>> Begin Information given

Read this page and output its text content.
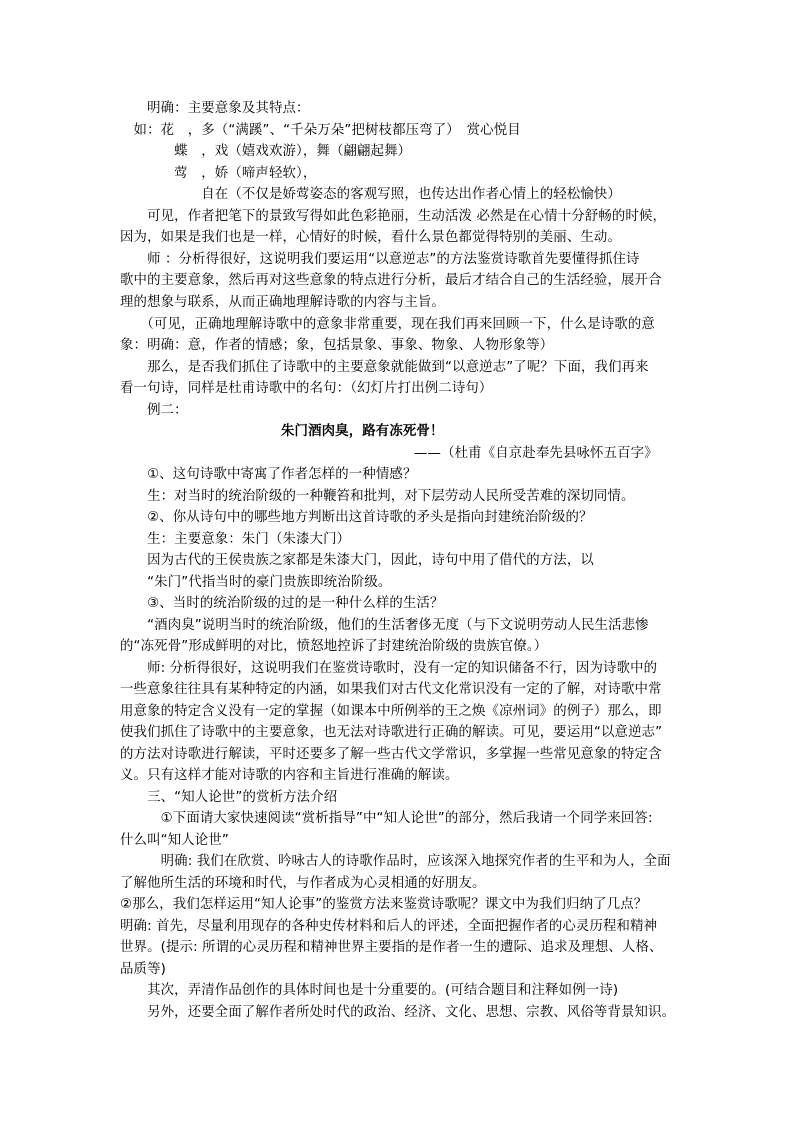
　　明确：主要意象及其特点：
　如：花　，多（“满蹊”、“千朵万朵”把树枝都压弯了）　赏心悦目
　　　　蝶　，戏（嬉戏欢游），舞（翩翩起舞）
　　　　莺　，娇（啼声轻软），
　　　　　　自在（不仅是娇莺姿态的客观写照，也传达出作者心情上的轻松愉快）
　　可见，作者把笔下的景致写得如此色彩艳丽，生动活泼 必然是在心情十分舒畅的时候，
因为，如果是我们也是一样，心情好的时候，看什么景色都觉得特别的美丽、生动。
　　师 ：分析得很好，这说明我们要运用“以意逆志”的方法鉴赏诗歌首先要懂得抓住诗
歌中的主要意象，然后再对这些意象的特点进行分析，最后才结合自己的生活经验，展开合
理的想象与联系，从而正确地理解诗歌的内容与主旨。
　　（可见，正确地理解诗歌中的意象非常重要，现在我们再来回顾一下，什么是诗歌的意
象：明确：意，作者的情感；象，包括景象、事象、物象、人物形象等）
　　那么，是否我们抓住了诗歌中的主要意象就能做到“以意逆志”了呢？下面，我们再来
看一句诗，同样是杜甫诗歌中的名句：（幻灯片打出例二诗句）
　　例二：
朱门酒肉臭，路有冻死骨！
——（杜甫《自京赴奉先县咏怀五百字》
　　①、这句诗歌中寄寓了作者怎样的一种情感？
　　生：对当时的统治阶级的一种鞭笞和批判，对下层劳动人民所受苦难的深切同情。
　　②、你从诗句中的哪些地方判断出这首诗歌的矛头是指向封建统治阶级的？
　　生：主要意象：朱门（朱漆大门）
　　因为古代的王侯贵族之家都是朱漆大门，因此，诗句中用了借代的方法，以
　　“朱门”代指当时的豪门贵族即统治阶级。
　　③、当时的统治阶级的过的是一种什么样的生活？
　　“酒肉臭”说明当时的统治阶级，他们的生活奢侈无度（与下文说明劳动人民生活悲惨
的“冻死骨”形成鲜明的对比，愤怒地控诉了封建统治阶级的贵族官僚。）
　　师: 分析得很好，这说明我们在鉴赏诗歌时，没有一定的知识储备不行，因为诗歌中的
一些意象往往具有某种特定的内涵，如果我们对古代文化常识没有一定的了解，对诗歌中常
用意象的特定含义没有一定的掌握（如课本中所例举的王之焕《凉州词》的例子）那么，即
使我们抓住了诗歌中的主要意象，也无法对诗歌进行正确的解读。可见，要运用“以意逆志”
的方法对诗歌进行解读，平时还要多了解一些古代文学常识，多掌握一些常见意象的特定含
义。只有这样才能对诗歌的内容和主旨进行准确的解读。
　　三、“知人论世”的赏析方法介绍
　　　①下面请大家快速阅读“赏析指导”中“知人论世”的部分，然后我请一个同学来回答:
什么叫“知人论世”
　　　明确: 我们在欣赏、吟咏古人的诗歌作品时，应该深入地探究作者的生平和为人，全面
了解他所生活的环境和时代，与作者成为心灵相通的好朋友。
②那么，我们怎样运用“知人论事”的鉴赏方法来鉴赏诗歌呢？课文中为我们归纳了几点？
明确: 首先，尽量利用现存的各种史传材料和后人的评述，全面把握作者的心灵历程和精神
世界。(提示: 所谓的心灵历程和精神世界主要指的是作者一生的遭际、追求及理想、人格、
品质等)
　　其次，弄清作品创作的具体时间也是十分重要的。(可结合题目和注释如例一诗)
　　另外，还要全面了解作者所处时代的政治、经济、文化、思想、宗教、风俗等背景知识。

>> End Information given

Instructions for the task – Which lines hold the word "知人论世"? Copy each of them from the records.

Solution –
　　三、“知人论世”的赏析方法介绍
　　　①下面请大家快速阅读“赏析指导”中“知人论世”的部分，然后我请一个同学来回答:
什么叫“知人论世”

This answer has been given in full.